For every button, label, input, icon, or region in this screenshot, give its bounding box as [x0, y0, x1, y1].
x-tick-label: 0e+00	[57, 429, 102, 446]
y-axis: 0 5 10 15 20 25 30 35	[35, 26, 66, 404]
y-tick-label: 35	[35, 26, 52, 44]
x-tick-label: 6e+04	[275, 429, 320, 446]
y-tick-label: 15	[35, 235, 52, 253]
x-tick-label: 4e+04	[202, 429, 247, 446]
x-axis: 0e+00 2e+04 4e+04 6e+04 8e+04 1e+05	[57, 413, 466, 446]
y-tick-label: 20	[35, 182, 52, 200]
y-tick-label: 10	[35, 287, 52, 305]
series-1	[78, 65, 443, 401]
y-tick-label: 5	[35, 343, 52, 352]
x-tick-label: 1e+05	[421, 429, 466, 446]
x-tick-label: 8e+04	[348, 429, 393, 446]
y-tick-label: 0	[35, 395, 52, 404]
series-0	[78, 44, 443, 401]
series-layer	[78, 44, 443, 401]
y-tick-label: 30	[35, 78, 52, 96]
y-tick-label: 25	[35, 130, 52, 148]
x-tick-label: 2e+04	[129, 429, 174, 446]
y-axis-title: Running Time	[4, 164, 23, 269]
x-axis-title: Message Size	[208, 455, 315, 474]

Prompt: Convert the records above into a numbered list, leaving out any blank lines.

Output of the exercise:
1. For every button, label, input, icon, or region in this screenshot, give its bounding box as [x0, y0, x1, y1].
2. x-tick-label: 0e+00	[57, 429, 102, 446]
3. y-axis: 0 5 10 15 20 25 30 35	[35, 26, 66, 404]
4. y-tick-label: 35	[35, 26, 52, 44]
5. x-tick-label: 6e+04	[275, 429, 320, 446]
6. y-tick-label: 15	[35, 235, 52, 253]
7. x-tick-label: 4e+04	[202, 429, 247, 446]
8. x-axis: 0e+00 2e+04 4e+04 6e+04 8e+04 1e+05	[57, 413, 466, 446]
9. y-tick-label: 20	[35, 182, 52, 200]
10. y-tick-label: 10	[35, 287, 52, 305]
11. series-1	[78, 65, 443, 401]
12. y-tick-label: 5	[35, 343, 52, 352]
13. x-tick-label: 1e+05	[421, 429, 466, 446]
14. x-tick-label: 8e+04	[348, 429, 393, 446]
15. y-tick-label: 0	[35, 395, 52, 404]
16. series-0	[78, 44, 443, 401]
17. series-layer	[78, 44, 443, 401]
18. y-tick-label: 30	[35, 78, 52, 96]
19. y-tick-label: 25	[35, 130, 52, 148]
20. x-tick-label: 2e+04	[129, 429, 174, 446]
21. y-axis-title: Running Time	[4, 164, 23, 269]
22. x-axis-title: Message Size	[208, 455, 315, 474]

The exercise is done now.